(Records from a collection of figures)

******************************

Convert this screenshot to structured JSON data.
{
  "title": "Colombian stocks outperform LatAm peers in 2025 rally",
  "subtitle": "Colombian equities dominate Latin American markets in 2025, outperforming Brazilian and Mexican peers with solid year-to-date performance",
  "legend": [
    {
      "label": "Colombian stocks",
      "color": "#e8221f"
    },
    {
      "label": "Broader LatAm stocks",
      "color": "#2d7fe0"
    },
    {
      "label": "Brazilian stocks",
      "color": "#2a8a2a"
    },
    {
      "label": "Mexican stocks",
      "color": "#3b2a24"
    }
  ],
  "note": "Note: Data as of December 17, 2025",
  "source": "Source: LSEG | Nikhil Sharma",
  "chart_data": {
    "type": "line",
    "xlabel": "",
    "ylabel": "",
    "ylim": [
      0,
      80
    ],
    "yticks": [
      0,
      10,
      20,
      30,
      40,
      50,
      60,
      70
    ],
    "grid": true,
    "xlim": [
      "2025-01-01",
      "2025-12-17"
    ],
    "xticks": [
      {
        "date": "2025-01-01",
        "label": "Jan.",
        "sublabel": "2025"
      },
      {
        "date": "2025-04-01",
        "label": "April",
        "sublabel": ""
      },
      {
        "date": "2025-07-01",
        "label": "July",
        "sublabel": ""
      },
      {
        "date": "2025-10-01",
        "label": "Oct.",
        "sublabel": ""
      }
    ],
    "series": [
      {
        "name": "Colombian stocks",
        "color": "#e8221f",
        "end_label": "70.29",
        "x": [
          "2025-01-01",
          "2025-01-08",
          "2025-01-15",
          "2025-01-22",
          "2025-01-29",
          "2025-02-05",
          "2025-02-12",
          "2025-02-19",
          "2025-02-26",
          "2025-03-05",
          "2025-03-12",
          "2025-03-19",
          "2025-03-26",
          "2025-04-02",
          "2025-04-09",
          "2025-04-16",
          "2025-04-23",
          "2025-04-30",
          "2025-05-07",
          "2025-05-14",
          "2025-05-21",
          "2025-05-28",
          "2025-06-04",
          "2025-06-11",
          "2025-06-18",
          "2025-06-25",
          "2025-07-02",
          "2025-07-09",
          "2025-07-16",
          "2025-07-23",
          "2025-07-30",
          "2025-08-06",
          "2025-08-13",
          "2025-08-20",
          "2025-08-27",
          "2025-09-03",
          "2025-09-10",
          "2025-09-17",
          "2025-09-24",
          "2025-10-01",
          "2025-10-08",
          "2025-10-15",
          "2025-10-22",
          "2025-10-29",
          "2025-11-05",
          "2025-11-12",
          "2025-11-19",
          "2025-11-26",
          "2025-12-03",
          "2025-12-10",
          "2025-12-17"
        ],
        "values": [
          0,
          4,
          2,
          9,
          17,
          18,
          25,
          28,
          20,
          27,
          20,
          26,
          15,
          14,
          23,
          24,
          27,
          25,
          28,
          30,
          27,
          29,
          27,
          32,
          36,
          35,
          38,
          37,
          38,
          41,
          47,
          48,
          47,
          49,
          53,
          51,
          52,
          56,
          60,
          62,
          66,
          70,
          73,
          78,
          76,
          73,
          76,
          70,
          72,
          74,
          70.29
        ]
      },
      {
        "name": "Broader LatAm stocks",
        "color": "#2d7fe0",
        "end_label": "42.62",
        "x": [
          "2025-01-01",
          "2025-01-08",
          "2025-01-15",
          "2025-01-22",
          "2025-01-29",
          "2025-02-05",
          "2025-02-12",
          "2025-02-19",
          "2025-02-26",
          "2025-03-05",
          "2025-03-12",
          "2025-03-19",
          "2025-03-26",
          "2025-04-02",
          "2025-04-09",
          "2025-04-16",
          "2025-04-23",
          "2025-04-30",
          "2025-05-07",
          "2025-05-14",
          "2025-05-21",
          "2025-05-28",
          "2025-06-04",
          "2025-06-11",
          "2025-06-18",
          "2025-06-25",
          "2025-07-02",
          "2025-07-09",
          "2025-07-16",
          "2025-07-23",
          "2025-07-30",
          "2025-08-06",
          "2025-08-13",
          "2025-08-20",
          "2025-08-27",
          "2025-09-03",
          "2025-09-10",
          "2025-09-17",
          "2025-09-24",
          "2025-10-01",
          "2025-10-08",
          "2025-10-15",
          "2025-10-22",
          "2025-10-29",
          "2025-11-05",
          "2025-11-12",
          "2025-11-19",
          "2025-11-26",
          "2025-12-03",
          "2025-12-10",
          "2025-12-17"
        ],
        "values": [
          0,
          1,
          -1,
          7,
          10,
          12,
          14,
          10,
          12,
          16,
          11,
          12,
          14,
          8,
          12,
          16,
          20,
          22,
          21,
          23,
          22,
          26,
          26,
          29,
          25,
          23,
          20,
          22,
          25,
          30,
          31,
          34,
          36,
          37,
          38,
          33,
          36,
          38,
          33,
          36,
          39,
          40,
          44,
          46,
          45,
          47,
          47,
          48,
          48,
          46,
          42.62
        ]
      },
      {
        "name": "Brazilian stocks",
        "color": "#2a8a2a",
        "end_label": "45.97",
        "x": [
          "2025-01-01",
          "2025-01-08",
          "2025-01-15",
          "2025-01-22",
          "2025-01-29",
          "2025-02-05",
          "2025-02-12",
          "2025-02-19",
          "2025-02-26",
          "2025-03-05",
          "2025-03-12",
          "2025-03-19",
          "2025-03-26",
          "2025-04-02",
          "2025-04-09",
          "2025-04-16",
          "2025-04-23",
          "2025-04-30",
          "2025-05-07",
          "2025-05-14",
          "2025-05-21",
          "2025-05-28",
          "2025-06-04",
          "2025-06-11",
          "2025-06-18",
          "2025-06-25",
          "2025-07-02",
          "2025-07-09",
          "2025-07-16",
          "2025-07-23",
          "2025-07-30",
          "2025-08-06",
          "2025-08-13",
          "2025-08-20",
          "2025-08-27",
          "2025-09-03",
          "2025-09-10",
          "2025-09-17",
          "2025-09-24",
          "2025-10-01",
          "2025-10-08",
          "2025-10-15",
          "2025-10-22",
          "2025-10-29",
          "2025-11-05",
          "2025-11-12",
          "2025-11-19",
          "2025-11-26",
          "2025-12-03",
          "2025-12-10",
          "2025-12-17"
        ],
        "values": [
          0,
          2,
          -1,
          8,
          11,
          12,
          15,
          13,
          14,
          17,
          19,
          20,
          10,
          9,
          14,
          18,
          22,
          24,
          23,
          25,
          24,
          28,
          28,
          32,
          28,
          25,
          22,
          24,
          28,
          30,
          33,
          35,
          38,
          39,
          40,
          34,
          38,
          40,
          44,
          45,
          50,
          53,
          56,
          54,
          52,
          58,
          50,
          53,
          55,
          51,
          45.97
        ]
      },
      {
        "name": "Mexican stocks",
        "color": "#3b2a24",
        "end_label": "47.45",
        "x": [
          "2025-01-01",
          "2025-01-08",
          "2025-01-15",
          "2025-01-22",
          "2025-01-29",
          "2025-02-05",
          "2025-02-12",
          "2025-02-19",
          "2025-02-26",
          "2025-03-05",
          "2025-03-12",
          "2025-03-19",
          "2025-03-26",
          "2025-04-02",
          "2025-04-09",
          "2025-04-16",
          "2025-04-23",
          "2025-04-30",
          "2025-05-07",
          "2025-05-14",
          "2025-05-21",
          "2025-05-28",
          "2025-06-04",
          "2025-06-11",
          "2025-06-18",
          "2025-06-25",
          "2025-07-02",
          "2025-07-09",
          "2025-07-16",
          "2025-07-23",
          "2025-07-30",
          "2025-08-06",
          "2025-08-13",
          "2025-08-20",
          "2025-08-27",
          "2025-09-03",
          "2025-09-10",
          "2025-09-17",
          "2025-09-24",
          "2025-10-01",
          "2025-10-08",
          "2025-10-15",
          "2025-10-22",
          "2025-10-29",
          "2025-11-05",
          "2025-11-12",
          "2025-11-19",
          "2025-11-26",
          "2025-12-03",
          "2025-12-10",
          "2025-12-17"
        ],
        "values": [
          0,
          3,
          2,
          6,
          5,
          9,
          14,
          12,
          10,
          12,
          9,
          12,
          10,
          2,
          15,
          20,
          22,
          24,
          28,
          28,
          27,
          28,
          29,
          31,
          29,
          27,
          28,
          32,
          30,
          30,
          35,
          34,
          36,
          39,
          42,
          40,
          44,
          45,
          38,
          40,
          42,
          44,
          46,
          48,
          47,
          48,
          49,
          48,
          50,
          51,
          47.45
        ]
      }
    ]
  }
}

******************************

EXERCISE REQUIREMENTS: In the records above, find the lines containing "date" and copy them.

OUTPUT FOR THIS EXERCISE:
  "subtitle": "Colombian equities dominate Latin American markets in 2025, outperforming Brazilian and Mexican peers with solid year-to-date performance",
        "date": "2025-01-01",
        "date": "2025-04-01",
        "date": "2025-07-01",
        "date": "2025-10-01",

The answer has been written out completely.